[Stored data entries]
↓↓↓

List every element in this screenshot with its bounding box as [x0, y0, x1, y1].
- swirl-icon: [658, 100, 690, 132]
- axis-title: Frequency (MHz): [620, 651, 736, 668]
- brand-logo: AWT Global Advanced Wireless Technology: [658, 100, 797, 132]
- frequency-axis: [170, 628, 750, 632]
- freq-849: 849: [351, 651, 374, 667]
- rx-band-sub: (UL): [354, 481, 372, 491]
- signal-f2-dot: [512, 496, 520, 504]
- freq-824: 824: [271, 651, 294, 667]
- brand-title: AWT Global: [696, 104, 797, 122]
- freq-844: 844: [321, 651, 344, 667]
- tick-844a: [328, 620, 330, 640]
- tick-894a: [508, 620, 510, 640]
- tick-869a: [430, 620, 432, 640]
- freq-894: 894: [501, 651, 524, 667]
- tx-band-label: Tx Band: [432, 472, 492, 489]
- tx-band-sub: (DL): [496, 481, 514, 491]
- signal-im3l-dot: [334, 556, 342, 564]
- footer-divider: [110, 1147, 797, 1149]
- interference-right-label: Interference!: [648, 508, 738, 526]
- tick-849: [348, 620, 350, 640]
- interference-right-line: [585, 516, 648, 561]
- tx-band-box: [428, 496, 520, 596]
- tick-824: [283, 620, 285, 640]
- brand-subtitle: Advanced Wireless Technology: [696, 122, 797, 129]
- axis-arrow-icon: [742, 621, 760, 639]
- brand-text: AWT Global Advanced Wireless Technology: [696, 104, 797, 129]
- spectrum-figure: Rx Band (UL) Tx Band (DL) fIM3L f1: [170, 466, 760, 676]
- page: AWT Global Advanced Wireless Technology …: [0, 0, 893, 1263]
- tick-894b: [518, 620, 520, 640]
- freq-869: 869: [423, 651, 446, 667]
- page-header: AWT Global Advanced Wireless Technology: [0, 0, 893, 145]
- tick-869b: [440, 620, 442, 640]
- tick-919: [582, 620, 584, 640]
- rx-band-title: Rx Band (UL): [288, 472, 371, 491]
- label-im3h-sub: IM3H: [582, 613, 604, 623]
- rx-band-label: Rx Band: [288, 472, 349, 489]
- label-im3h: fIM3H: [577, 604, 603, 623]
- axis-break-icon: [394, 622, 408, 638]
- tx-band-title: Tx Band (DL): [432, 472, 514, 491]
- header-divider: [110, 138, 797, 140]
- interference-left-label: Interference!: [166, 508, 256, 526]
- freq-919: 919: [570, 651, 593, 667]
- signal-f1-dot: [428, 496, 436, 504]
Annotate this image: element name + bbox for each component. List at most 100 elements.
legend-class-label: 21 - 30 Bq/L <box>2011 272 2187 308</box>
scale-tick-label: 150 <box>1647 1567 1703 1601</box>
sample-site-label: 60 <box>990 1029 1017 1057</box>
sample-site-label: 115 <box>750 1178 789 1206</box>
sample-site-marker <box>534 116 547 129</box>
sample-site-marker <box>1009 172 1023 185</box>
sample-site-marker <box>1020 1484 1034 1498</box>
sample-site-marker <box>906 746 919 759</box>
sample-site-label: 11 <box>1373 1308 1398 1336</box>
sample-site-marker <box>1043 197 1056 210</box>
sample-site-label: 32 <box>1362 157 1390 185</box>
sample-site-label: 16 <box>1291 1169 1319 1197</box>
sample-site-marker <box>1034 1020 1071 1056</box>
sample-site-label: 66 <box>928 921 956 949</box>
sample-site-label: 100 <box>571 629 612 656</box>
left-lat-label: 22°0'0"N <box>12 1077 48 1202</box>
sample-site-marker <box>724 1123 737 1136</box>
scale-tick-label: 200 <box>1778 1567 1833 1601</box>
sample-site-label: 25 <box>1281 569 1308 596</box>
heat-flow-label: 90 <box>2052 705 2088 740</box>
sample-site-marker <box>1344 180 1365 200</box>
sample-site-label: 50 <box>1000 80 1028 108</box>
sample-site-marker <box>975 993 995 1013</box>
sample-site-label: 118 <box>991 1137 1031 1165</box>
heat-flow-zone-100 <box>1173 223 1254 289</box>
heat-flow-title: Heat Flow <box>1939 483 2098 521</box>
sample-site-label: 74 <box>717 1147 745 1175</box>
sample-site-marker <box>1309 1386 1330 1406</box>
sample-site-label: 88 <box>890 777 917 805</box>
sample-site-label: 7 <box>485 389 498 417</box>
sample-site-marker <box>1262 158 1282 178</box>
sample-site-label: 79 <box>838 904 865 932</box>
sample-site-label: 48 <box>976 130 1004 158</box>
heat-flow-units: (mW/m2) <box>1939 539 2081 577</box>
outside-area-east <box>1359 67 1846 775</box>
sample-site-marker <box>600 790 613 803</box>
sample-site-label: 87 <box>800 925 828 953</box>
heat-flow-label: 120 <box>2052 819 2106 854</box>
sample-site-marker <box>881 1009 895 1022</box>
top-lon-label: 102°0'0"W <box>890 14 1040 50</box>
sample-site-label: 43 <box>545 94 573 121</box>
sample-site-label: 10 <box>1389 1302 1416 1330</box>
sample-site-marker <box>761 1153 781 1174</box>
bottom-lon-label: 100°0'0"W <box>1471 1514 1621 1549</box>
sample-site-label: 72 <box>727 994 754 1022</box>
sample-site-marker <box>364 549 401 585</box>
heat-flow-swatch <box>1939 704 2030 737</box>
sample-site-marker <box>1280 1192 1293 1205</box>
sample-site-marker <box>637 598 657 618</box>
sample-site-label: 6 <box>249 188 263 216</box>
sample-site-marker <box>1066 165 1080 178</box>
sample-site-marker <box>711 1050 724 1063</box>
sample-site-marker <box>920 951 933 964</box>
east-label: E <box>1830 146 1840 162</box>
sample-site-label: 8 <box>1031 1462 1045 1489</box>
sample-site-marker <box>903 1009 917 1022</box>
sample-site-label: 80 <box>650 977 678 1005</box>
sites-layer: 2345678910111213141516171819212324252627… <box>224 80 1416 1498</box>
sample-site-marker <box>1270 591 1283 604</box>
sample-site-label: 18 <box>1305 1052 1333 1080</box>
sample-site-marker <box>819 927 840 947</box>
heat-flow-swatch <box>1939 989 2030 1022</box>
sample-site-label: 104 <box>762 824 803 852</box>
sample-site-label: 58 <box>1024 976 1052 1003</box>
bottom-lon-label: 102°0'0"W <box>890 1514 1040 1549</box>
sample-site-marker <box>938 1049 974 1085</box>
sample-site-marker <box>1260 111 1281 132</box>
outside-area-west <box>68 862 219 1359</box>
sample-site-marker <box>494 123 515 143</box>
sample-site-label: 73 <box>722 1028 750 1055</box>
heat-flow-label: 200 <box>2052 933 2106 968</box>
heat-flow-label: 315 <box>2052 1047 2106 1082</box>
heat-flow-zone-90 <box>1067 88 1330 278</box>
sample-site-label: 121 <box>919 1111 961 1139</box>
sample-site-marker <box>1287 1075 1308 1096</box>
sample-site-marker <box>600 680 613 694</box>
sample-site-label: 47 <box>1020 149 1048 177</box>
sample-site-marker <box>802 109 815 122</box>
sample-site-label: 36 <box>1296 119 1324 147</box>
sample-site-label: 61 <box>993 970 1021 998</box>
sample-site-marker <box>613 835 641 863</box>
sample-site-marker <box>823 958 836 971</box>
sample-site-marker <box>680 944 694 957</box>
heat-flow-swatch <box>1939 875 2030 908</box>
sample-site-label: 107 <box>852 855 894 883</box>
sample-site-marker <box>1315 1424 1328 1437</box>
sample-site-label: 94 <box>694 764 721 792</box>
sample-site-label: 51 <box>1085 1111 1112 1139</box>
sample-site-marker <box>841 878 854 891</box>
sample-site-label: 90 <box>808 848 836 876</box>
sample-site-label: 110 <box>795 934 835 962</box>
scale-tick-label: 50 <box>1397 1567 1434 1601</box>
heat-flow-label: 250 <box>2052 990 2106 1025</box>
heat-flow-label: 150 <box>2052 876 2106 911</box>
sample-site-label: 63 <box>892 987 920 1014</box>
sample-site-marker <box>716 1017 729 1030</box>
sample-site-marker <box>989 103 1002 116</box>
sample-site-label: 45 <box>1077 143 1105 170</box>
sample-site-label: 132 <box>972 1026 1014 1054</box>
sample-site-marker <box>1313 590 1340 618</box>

↑↑↑

GOAL
Copy the rows word for word, starting with the very first one and ending after the line that contains "- signal-im3l-dot: [334, 556, 342, 564]".

ANSWER FOR THE TASK
List every element in this screenshot with its bounding box as [x0, y0, x1, y1].
- swirl-icon: [658, 100, 690, 132]
- axis-title: Frequency (MHz): [620, 651, 736, 668]
- brand-logo: AWT Global Advanced Wireless Technology: [658, 100, 797, 132]
- frequency-axis: [170, 628, 750, 632]
- freq-849: 849: [351, 651, 374, 667]
- rx-band-sub: (UL): [354, 481, 372, 491]
- signal-f2-dot: [512, 496, 520, 504]
- freq-824: 824: [271, 651, 294, 667]
- brand-title: AWT Global: [696, 104, 797, 122]
- freq-844: 844: [321, 651, 344, 667]
- tick-844a: [328, 620, 330, 640]
- tick-894a: [508, 620, 510, 640]
- tick-869a: [430, 620, 432, 640]
- freq-894: 894: [501, 651, 524, 667]
- tx-band-label: Tx Band: [432, 472, 492, 489]
- tx-band-sub: (DL): [496, 481, 514, 491]
- signal-im3l-dot: [334, 556, 342, 564]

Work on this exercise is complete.